▶ **Aim of the task**: Write the listing below out again exactly, dropping the images.

▶ **Records about charts and figures**:
====

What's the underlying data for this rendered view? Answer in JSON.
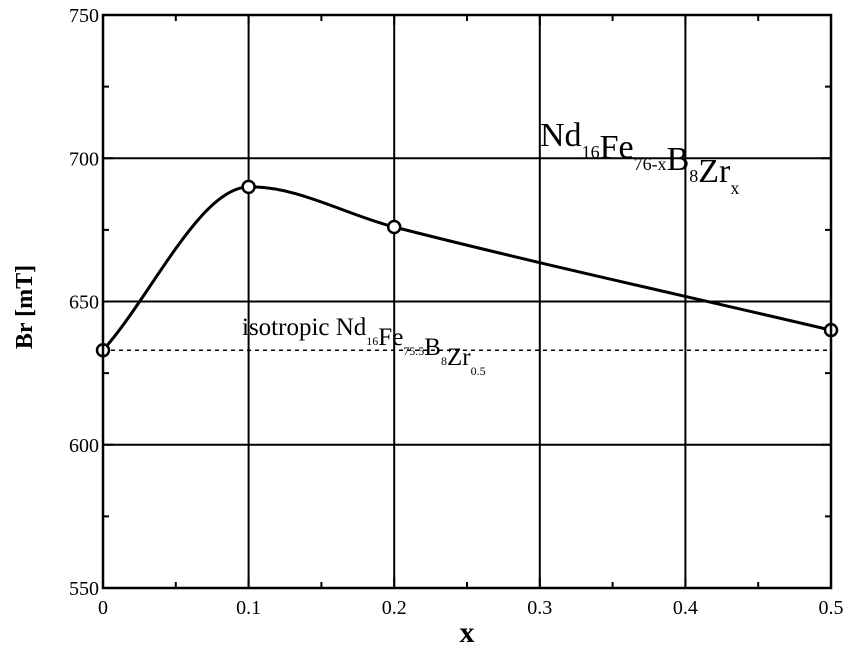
{
  "chart_data": {
    "type": "line",
    "title": "",
    "xlabel": "x",
    "ylabel": "Br [mT]",
    "xlim": [
      0,
      0.5
    ],
    "ylim": [
      550,
      750
    ],
    "x_ticks": [
      0,
      0.1,
      0.2,
      0.3,
      0.4,
      0.5
    ],
    "x_tick_labels": [
      "0",
      "0.1",
      "0.2",
      "0.3",
      "0.4",
      "0.5"
    ],
    "y_ticks": [
      550,
      600,
      650,
      700,
      750
    ],
    "y_tick_labels": [
      "550",
      "600",
      "650",
      "700",
      "750"
    ],
    "grid": true,
    "series": [
      {
        "name": "",
        "markers": "open-circle",
        "x": [
          0,
          0.1,
          0.2,
          0.5
        ],
        "y": [
          633,
          690,
          676,
          640
        ]
      }
    ],
    "reference_line": {
      "style": "dashed",
      "y": 633
    },
    "annotations": {
      "formula": {
        "parts": [
          {
            "text": "Nd",
            "sub": false
          },
          {
            "text": "16",
            "sub": true
          },
          {
            "text": "Fe",
            "sub": false
          },
          {
            "text": "76-x",
            "sub": true
          },
          {
            "text": "B",
            "sub": false
          },
          {
            "text": "8",
            "sub": true
          },
          {
            "text": "Zr",
            "sub": false
          },
          {
            "text": "x",
            "sub": true
          }
        ]
      },
      "isotropic": {
        "parts": [
          {
            "text": "isotropic Nd",
            "sub": false
          },
          {
            "text": "16",
            "sub": true
          },
          {
            "text": "Fe",
            "sub": false
          },
          {
            "text": "75.5",
            "sub": true
          },
          {
            "text": "B",
            "sub": false
          },
          {
            "text": "8",
            "sub": true
          },
          {
            "text": "Zr",
            "sub": false
          },
          {
            "text": "0.5",
            "sub": true
          }
        ]
      }
    }
  }
}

====

▶ **Response to the exercise**:
What's the underlying data for this rendered view? Answer in JSON.
{
  "chart_data": {
    "type": "line",
    "title": "",
    "xlabel": "x",
    "ylabel": "Br [mT]",
    "xlim": [
      0,
      0.5
    ],
    "ylim": [
      550,
      750
    ],
    "x_ticks": [
      0,
      0.1,
      0.2,
      0.3,
      0.4,
      0.5
    ],
    "x_tick_labels": [
      "0",
      "0.1",
      "0.2",
      "0.3",
      "0.4",
      "0.5"
    ],
    "y_ticks": [
      550,
      600,
      650,
      700,
      750
    ],
    "y_tick_labels": [
      "550",
      "600",
      "650",
      "700",
      "750"
    ],
    "grid": true,
    "series": [
      {
        "name": "",
        "markers": "open-circle",
        "x": [
          0,
          0.1,
          0.2,
          0.5
        ],
        "y": [
          633,
          690,
          676,
          640
        ]
      }
    ],
    "reference_line": {
      "style": "dashed",
      "y": 633
    },
    "annotations": {
      "formula": {
        "parts": [
          {
            "text": "Nd",
            "sub": false
          },
          {
            "text": "16",
            "sub": true
          },
          {
            "text": "Fe",
            "sub": false
          },
          {
            "text": "76-x",
            "sub": true
          },
          {
            "text": "B",
            "sub": false
          },
          {
            "text": "8",
            "sub": true
          },
          {
            "text": "Zr",
            "sub": false
          },
          {
            "text": "x",
            "sub": true
          }
        ]
      },
      "isotropic": {
        "parts": [
          {
            "text": "isotropic Nd",
            "sub": false
          },
          {
            "text": "16",
            "sub": true
          },
          {
            "text": "Fe",
            "sub": false
          },
          {
            "text": "75.5",
            "sub": true
          },
          {
            "text": "B",
            "sub": false
          },
          {
            "text": "8",
            "sub": true
          },
          {
            "text": "Zr",
            "sub": false
          },
          {
            "text": "0.5",
            "sub": true
          }
        ]
      }
    }
  }
}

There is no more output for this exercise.